网页节选:

⟨

思路分析 新用户次日留存率p=(第一次登陆本日和次日都登陆的用户数)/(本日是第一次登陆的用户数)

想到分别对分子分母用SUM+CASE WHEN,如果本日没有新登录的用户,则分母为NULL,利用IFNULL函数将其p值转化为0。

难点在于CASE WHEN后面的条件如何表示呢?

在login表按日期分组后,分母本日期第一次登陆即l表里的用户和日期满足是该用户是第一天登录的条件即

(l.user_id,l.date) IN (SELECT user_id,MIN(date) date 
    FROM login GROUP BY user_id)

注意这里一开始我是创建了个表(SELECT user_id,MIN(date) date FROM login GROUP BY user_id) a,然后(l.user_id,l.date)IN(a.user_id,a.date),这样不对,会报错'Operand should contain 2 column(s)'

分子是本日登陆的新用户第二天会继续登录,想到用DATE_ADD函数,只要次日该用户出在login表中有记录就算登录,即

(l.user_id,DATE_ADD(l.date,INTERVAL 1 DAY))
                       IN (SELECT user_id,date FROM login) 

除这个条件外别忘了用AND连接另外一个限制条件:本日是第一次登陆(条件概率,分子是AB两个事件同时发生),于是分子的条件可写为:

(l.user_id,DATE_ADD(l.date,INTERVAL 1 DAY))
                       IN (SELECT user_id,date FROM login) 
            AND (l.user_id,l.date) IN (SELECT user_id,MIN(date) date FROM login GROUP BY user_id)

写出完整的代码为:

SELECT l.date,
    ifnull(ROUND(
        SUM(CASE WHEN (l.user_id,DATE_ADD(l.date,INTERVAL 1 DAY))
                       IN (SELECT user_id,date FROM login) 
            AND (l.user_id,l.date) IN (SELECT user_id,MIN(date) date FROM login GROUP BY user_id)THEN 1 ELSE 0 END)
        / SUM(CASE WHEN (l.user_id,l.date) IN (SELECT user_id,MIN(date) date FROM login GROUP BY user_id) THEN 1 ELSE 0 END),3),0) p
FROM login l
GROUP BY l.date
ORDER BY l.date;

还有大佬提供的其他思路

select date,IFNULL(ROUND(count()/count(),3,
from (select 去重的日期表)
    left join on (select 新用户的首次登陆日期表 )
    left join on (select 新用户的次日登录日期表 )
group by
ORDER BY 

放在from left join中。类比拿来主义,因为已经在from中写好约束条件,所以直接拿from表格中的某些字段用于count的字段。该框架类比漏斗模型,左边最宽,向右逐次缩窄,需满足的条件也越来越严苛. 详细代码:

select t0.date,
ifnull(round(count(distinct t2.user_id)/(count(t1.user_id)),3),0)
from
(
select date
from login
group by date
) t0
left join
(
select user_id,min(date) as date
from login
group by user_id
)t1
on t0.date=t1.date
left join login as t2
on t1.user_id=t2.user_id and datediff(t2.date,t1.date)=1
group by t0.date

⟩

数据集:

⟨

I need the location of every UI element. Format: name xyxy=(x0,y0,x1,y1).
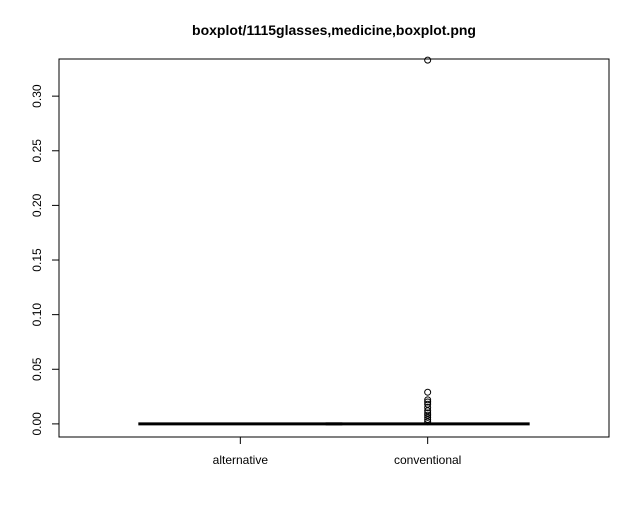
outlier-point xyxy=(424,409,432,417)
y-tick-label: 0.05 xyxy=(30,357,44,381)
y-tick-label: 0.10 xyxy=(30,303,44,327)
y-axis: 0.00 0.05 0.10 0.15 0.20 0.25 0.30 xyxy=(30,84,60,436)
outlier-point xyxy=(424,388,432,396)
y-tick-label: 0.00 xyxy=(30,412,44,436)
y-tick-label: 0.15 xyxy=(30,248,44,272)
x-axis: alternative conventional xyxy=(213,437,461,467)
chart-title: boxplot/1115glasses,medicine,boxplot.png xyxy=(192,22,476,38)
box-conventional xyxy=(325,56,530,426)
y-tick-label: 0.30 xyxy=(30,84,44,108)
outlier-point xyxy=(424,416,432,424)
boxes xyxy=(138,56,530,426)
outlier-point xyxy=(424,413,432,421)
x-tick-label: conventional xyxy=(394,453,461,467)
outlier-point xyxy=(424,400,432,408)
y-tick-label: 0.25 xyxy=(30,139,44,163)
outlier-point xyxy=(424,56,432,64)
outlier-point xyxy=(424,411,432,419)
outlier-point xyxy=(424,398,432,406)
outlier-point xyxy=(424,407,432,415)
outlier-point xyxy=(424,418,432,426)
y-tick-label: 0.20 xyxy=(30,193,44,217)
x-tick-label: alternative xyxy=(213,453,269,467)
outlier-point xyxy=(424,396,432,404)
plot-area xyxy=(58,58,610,438)
outlier-point xyxy=(424,404,432,412)
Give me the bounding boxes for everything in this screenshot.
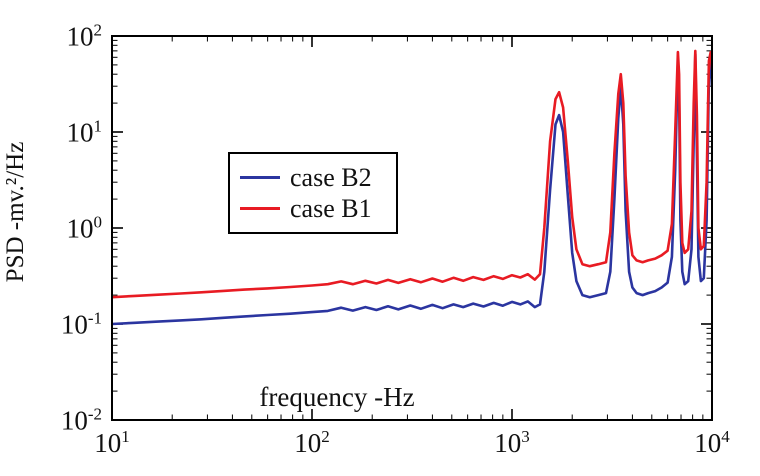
legend-label: case B1	[290, 193, 372, 223]
y-tick-label: 10-2	[60, 404, 102, 436]
legend-label: case B2	[290, 162, 372, 192]
y-tick-label: 101	[66, 116, 103, 148]
legend-entry-case-b1: case B1	[240, 193, 386, 224]
x-tick-label: 104	[694, 427, 730, 458]
y-tick-label: 10-1	[60, 308, 102, 340]
legend-entry-case-b2: case B2	[240, 162, 386, 193]
legend: case B2 case B1	[228, 152, 398, 234]
legend-line-sample-blue	[240, 176, 280, 179]
x-tick-label: 102	[294, 427, 330, 458]
y-tick-label: 100	[66, 212, 103, 244]
x-tick-label: 101	[94, 427, 130, 458]
x-axis-label: frequency -Hz	[259, 382, 415, 412]
legend-line-sample-red	[240, 207, 280, 210]
y-tick-label: 102	[66, 20, 103, 52]
x-tick-label: 103	[494, 427, 530, 458]
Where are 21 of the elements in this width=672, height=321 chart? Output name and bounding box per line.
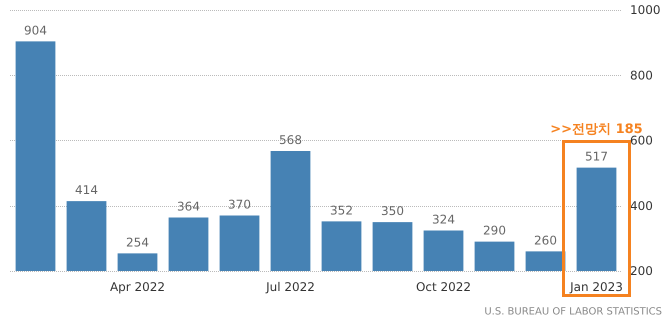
data-label: 260 — [534, 233, 557, 248]
data-label: 370 — [228, 198, 251, 212]
data-label: 414 — [75, 183, 98, 198]
data-label: 364 — [177, 199, 200, 214]
y-tick-label: 400 — [630, 198, 653, 213]
y-tick-label: 800 — [630, 68, 653, 82]
data-label: 350 — [381, 204, 404, 218]
x-tick-label: Jan 2023 — [569, 280, 623, 294]
data-label: 324 — [432, 212, 455, 227]
data-label: 290 — [483, 224, 506, 238]
y-tick-label: 200 — [630, 264, 653, 278]
data-label: 904 — [24, 23, 47, 38]
text: U.S. BUREAU OF LABOR STATISTICS — [484, 306, 662, 318]
data-label: 352 — [330, 203, 353, 218]
x-tick-label: Oct 2022 — [416, 280, 472, 294]
data-label: 254 — [126, 235, 149, 250]
x-tick-label: Jul 2022 — [265, 280, 315, 294]
data-label: 568 — [279, 132, 302, 147]
x-tick-label: Apr 2022 — [110, 280, 166, 294]
y-tick-label: 1000 — [630, 3, 661, 17]
data-label: 517 — [585, 150, 608, 164]
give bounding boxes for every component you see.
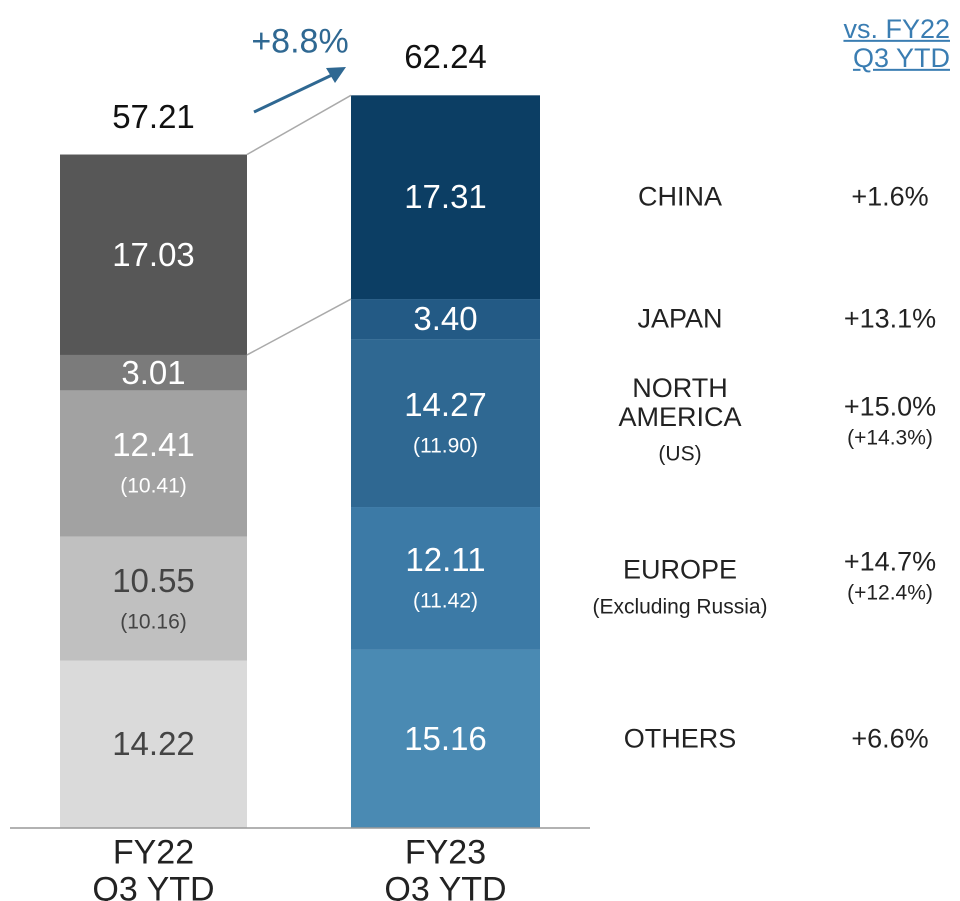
bar-segment	[60, 390, 247, 537]
growth-label: +8.8%	[251, 22, 349, 61]
change-label: +6.6%	[851, 723, 929, 754]
value-label: 3.40	[413, 300, 478, 338]
value-label: 12.11	[405, 541, 486, 579]
bar-segment	[351, 95, 540, 300]
comparison-header: vs. FY22 Q3 YTD	[843, 13, 950, 73]
category-label: FY22 Q3 YTD	[92, 833, 215, 901]
bar-segment	[351, 339, 540, 508]
growth-arrow	[253, 73, 333, 114]
value-label: 14.27	[404, 386, 487, 424]
region-name: CHINA	[637, 181, 723, 212]
region-name: JAPAN	[637, 303, 723, 334]
bar-segment	[60, 660, 247, 828]
region-name: OTHERS	[623, 723, 737, 754]
region-sub-name: (US)	[658, 442, 702, 466]
category-label: FY23 Q3 YTD	[384, 833, 507, 901]
sub-change-label: (+14.3%)	[847, 426, 933, 450]
change-label: +13.1%	[843, 303, 937, 334]
total-label: 57.21	[112, 97, 195, 135]
bar-segment	[60, 154, 247, 355]
bar-segment	[351, 507, 540, 650]
change-label: +1.6%	[851, 181, 929, 212]
bar-segment	[60, 354, 247, 391]
value-label: 10.55	[112, 561, 195, 599]
change-label: +14.7%	[843, 546, 937, 577]
region-name: EUROPE	[622, 554, 738, 585]
value-label: 15.16	[404, 719, 487, 757]
sub-value-label: (10.41)	[120, 475, 187, 499]
value-label: 17.31	[404, 178, 487, 216]
value-label: 3.01	[121, 353, 186, 391]
bar-segment	[351, 299, 540, 340]
sub-value-label: (11.42)	[413, 589, 478, 613]
arrow-head	[326, 67, 346, 83]
bar-segment	[351, 649, 540, 828]
value-label: 14.22	[112, 725, 195, 763]
value-label: 17.03	[112, 235, 195, 273]
change-label: +15.0%	[843, 391, 937, 422]
sub-value-label: (10.16)	[120, 610, 187, 634]
sub-change-label: (+12.4%)	[847, 581, 933, 605]
connector	[246, 298, 352, 356]
bar-segment	[60, 536, 247, 661]
value-label: 12.41	[112, 426, 195, 464]
region-sub-name: (Excluding Russia)	[592, 595, 768, 619]
region-name: NORTH AMERICA	[618, 372, 742, 433]
total-label: 62.24	[404, 38, 487, 76]
connector	[246, 94, 352, 156]
sub-value-label: (11.90)	[413, 434, 478, 458]
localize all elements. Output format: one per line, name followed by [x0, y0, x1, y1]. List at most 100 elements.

⟩

任务 1: 请把网页节选中从“除这个条件外别忘了用AND连”开始、一直到“user_id)THEN 1 ELSE 0 END)”为止的部分重新写出，并把其中的“login”替换成“user_login”。
任务 2: 根据网页节选，先建一个表 a，再写 (l.user_id,l.date)IN(a.user_id,a.date) 时会报什么错？

任务答复 1:
除这个条件外别忘了用AND连接另外一个限制条件:本日是第一次登陆(条件概率,分子是AB两个事件同时发生),于是分子的条件可写为:

(l.user_id,DATE_ADD(l.date,INTERVAL 1 DAY))
                       IN (SELECT user_id,date FROM user_login) 
            AND (l.user_id,l.date) IN (SELECT user_id,MIN(date) date FROM user_login GROUP BY user_id)

写出完整的代码为:

SELECT l.date,
    ifnull(ROUND(
        SUM(CASE WHEN (l.user_id,DATE_ADD(l.date,INTERVAL 1 DAY))
                       IN (SELECT user_id,date FROM user_login) 
            AND (l.user_id,l.date) IN (SELECT user_id,MIN(date) date FROM user_login GROUP BY user_id)THEN 1 ELSE 0 END)

任务答复 2: 会报错'Operand should contain 2 column(s)'。